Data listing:
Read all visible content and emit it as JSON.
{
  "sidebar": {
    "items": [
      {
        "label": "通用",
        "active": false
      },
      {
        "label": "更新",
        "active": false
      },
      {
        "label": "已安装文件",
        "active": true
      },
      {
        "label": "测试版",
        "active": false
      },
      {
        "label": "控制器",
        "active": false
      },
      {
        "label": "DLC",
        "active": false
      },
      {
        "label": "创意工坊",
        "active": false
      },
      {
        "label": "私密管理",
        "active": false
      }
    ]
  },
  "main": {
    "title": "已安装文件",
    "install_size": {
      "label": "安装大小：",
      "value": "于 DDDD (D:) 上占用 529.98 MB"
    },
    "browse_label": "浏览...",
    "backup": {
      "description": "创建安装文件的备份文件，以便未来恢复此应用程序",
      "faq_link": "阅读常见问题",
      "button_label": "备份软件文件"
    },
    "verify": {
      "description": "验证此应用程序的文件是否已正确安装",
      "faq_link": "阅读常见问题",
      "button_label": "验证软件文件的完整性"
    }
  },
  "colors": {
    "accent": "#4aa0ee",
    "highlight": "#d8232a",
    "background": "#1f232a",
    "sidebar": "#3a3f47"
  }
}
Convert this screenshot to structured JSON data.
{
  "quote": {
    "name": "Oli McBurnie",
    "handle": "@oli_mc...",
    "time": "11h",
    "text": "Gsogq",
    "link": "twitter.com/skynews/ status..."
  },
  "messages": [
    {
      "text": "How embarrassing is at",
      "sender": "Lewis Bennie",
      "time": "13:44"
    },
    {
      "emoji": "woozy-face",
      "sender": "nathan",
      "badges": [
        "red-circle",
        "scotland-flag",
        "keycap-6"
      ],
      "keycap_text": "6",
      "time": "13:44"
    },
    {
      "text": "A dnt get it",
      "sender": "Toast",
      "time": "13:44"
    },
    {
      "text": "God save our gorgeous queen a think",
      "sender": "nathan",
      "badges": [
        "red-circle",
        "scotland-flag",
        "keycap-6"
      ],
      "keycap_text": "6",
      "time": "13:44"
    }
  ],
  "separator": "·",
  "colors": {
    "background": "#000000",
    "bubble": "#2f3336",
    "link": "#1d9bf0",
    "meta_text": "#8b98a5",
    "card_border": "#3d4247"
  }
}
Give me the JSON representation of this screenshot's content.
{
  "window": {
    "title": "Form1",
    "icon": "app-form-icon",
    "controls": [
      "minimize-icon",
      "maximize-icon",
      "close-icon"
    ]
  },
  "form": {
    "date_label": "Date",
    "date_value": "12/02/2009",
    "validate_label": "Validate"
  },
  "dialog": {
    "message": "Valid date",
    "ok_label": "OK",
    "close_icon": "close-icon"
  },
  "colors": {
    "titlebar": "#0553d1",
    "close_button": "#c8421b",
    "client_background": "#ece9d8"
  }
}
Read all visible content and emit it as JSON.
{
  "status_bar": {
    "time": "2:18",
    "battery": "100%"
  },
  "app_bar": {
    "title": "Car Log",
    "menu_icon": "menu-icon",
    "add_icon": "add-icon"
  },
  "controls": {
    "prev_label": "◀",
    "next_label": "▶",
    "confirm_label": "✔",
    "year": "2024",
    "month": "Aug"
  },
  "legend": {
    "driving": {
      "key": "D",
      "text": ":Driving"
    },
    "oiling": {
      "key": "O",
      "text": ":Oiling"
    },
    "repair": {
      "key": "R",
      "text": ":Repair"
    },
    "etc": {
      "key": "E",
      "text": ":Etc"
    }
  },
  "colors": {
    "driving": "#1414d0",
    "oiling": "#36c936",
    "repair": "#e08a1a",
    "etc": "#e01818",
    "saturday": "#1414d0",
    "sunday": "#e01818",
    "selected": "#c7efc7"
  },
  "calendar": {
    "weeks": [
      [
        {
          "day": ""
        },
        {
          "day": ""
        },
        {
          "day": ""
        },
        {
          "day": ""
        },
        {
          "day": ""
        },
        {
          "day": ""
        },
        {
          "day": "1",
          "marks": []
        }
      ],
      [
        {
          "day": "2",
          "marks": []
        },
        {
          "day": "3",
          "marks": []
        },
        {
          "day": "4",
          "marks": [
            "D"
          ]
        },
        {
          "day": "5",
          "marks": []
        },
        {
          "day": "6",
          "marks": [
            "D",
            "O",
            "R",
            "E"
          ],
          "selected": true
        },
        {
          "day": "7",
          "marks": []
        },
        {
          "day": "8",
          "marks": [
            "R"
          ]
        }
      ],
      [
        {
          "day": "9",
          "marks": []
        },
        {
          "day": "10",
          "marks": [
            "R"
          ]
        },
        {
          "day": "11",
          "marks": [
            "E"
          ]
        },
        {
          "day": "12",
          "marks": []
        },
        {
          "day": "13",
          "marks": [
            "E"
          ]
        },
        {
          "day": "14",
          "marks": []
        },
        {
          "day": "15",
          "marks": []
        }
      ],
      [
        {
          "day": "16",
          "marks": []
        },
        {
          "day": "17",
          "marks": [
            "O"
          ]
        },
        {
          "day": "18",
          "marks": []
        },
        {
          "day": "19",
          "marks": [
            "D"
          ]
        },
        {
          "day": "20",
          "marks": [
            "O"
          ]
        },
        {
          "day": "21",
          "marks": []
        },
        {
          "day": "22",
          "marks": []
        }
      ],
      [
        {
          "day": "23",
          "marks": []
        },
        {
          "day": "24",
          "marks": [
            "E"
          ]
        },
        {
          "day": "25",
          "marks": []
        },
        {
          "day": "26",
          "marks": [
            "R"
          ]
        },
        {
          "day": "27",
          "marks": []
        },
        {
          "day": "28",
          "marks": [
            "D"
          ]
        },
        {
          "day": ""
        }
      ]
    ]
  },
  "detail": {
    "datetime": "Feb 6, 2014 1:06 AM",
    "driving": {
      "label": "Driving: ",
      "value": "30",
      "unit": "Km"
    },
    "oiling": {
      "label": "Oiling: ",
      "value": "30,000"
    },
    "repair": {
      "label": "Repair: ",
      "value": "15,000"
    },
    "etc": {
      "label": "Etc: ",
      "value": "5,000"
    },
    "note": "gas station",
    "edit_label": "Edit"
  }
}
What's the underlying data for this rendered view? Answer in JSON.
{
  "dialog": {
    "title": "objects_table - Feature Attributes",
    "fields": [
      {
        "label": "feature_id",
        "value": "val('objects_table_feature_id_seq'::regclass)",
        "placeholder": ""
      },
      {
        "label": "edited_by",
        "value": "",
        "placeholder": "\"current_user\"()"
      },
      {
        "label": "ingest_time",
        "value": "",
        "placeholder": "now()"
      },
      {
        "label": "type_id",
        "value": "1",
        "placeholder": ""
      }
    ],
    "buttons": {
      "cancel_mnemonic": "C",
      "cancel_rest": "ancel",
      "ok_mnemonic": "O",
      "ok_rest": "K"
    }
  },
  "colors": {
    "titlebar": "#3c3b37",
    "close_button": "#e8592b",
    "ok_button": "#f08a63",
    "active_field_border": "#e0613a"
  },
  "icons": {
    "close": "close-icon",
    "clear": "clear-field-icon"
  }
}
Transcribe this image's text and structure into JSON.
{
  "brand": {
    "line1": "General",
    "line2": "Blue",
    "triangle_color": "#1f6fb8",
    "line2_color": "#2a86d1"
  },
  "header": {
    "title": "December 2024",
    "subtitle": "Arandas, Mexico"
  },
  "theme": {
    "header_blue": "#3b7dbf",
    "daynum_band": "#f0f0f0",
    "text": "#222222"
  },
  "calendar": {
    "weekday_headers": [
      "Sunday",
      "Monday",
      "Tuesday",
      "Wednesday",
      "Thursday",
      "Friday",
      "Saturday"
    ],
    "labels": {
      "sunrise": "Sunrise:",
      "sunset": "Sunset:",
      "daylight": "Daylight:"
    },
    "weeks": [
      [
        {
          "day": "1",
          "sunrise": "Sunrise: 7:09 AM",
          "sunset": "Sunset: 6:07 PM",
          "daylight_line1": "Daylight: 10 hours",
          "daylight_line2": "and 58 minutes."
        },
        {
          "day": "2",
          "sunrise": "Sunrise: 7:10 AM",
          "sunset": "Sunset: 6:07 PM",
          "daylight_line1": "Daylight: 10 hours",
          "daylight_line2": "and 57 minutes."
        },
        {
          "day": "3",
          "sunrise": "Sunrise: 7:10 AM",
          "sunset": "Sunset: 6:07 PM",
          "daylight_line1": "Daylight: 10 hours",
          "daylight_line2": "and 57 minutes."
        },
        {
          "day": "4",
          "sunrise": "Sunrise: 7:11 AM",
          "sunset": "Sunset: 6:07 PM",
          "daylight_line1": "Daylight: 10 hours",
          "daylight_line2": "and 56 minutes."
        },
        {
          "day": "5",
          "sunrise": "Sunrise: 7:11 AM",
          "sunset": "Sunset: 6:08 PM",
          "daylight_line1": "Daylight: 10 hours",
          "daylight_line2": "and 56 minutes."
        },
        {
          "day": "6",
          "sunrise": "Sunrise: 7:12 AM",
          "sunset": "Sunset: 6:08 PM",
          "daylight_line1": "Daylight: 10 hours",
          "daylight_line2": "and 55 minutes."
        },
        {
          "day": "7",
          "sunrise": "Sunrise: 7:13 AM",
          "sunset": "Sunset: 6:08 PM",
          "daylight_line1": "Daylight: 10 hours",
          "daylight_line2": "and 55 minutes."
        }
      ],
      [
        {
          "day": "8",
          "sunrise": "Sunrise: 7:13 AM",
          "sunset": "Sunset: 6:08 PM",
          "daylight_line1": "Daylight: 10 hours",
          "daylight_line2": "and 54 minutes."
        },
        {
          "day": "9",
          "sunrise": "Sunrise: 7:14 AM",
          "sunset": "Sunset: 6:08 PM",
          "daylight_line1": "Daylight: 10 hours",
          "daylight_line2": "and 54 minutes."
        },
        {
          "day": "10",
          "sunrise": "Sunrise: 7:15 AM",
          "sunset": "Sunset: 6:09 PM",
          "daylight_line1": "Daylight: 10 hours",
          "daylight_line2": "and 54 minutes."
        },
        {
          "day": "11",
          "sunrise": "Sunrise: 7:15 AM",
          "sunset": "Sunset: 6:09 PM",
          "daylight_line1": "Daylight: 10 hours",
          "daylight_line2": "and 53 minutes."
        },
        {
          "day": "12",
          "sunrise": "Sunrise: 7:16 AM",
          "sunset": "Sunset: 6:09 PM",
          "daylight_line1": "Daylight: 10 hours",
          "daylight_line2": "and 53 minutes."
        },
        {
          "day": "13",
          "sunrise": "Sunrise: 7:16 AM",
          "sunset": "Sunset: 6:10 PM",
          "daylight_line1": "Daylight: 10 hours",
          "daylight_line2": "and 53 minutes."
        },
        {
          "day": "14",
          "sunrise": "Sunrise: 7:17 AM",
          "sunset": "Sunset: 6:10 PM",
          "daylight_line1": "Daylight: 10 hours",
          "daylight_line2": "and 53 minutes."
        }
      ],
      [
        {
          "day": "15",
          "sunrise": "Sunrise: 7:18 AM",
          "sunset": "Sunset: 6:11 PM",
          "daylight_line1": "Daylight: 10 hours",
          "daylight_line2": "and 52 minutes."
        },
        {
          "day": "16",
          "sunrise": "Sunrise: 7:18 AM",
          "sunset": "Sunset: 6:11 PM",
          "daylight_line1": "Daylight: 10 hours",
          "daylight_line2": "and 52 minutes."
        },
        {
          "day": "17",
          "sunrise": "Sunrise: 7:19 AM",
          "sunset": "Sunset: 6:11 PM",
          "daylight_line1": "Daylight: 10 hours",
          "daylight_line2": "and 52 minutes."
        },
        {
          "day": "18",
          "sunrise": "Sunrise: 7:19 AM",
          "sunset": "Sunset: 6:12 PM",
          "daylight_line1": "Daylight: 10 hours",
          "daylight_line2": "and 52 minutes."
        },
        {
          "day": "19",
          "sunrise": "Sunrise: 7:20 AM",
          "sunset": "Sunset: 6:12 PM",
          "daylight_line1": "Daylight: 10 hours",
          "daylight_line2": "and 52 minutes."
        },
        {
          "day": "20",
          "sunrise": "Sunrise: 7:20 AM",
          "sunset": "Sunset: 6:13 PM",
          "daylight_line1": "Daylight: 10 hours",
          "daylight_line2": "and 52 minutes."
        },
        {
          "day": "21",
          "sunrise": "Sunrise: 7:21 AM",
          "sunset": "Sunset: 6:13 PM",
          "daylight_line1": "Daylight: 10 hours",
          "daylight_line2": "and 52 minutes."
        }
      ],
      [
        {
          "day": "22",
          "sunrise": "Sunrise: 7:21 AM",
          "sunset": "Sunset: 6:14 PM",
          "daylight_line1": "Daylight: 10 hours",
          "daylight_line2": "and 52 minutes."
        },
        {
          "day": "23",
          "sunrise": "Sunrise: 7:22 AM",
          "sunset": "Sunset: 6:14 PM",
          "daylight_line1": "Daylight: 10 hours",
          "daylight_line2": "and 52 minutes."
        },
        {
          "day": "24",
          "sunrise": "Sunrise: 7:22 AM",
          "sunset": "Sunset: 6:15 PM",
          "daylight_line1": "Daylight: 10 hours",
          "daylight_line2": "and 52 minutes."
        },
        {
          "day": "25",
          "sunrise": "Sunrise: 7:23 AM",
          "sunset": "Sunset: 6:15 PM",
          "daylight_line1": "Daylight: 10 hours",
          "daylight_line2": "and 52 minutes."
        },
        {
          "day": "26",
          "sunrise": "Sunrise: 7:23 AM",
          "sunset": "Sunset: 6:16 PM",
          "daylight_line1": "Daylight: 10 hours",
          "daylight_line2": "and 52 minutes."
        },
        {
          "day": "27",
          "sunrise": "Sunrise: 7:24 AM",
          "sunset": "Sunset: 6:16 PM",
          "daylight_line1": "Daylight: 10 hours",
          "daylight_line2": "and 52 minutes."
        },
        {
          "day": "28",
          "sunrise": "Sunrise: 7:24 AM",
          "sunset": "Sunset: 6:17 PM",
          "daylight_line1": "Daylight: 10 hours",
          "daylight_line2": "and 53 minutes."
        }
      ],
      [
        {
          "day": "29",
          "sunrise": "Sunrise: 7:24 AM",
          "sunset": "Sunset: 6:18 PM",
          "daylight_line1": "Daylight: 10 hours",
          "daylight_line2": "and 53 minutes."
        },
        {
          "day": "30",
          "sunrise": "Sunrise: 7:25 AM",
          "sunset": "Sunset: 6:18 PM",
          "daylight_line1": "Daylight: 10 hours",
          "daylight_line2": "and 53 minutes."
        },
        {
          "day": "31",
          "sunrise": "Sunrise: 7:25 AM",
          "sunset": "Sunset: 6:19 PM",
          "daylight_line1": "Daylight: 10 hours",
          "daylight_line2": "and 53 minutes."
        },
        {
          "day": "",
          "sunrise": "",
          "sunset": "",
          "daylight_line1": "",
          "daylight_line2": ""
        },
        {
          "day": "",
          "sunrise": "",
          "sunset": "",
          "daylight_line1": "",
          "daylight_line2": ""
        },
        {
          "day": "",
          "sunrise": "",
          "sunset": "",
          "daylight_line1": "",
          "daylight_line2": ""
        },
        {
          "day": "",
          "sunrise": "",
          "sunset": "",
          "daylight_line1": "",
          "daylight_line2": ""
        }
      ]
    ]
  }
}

WHAT THE TASK ASKS =
In the records above, find each line that holds the word "screenshot"; copy all such lines.

EXERCISE RESULT =
Convert this screenshot to structured JSON data.
Give me the JSON representation of this screenshot's content.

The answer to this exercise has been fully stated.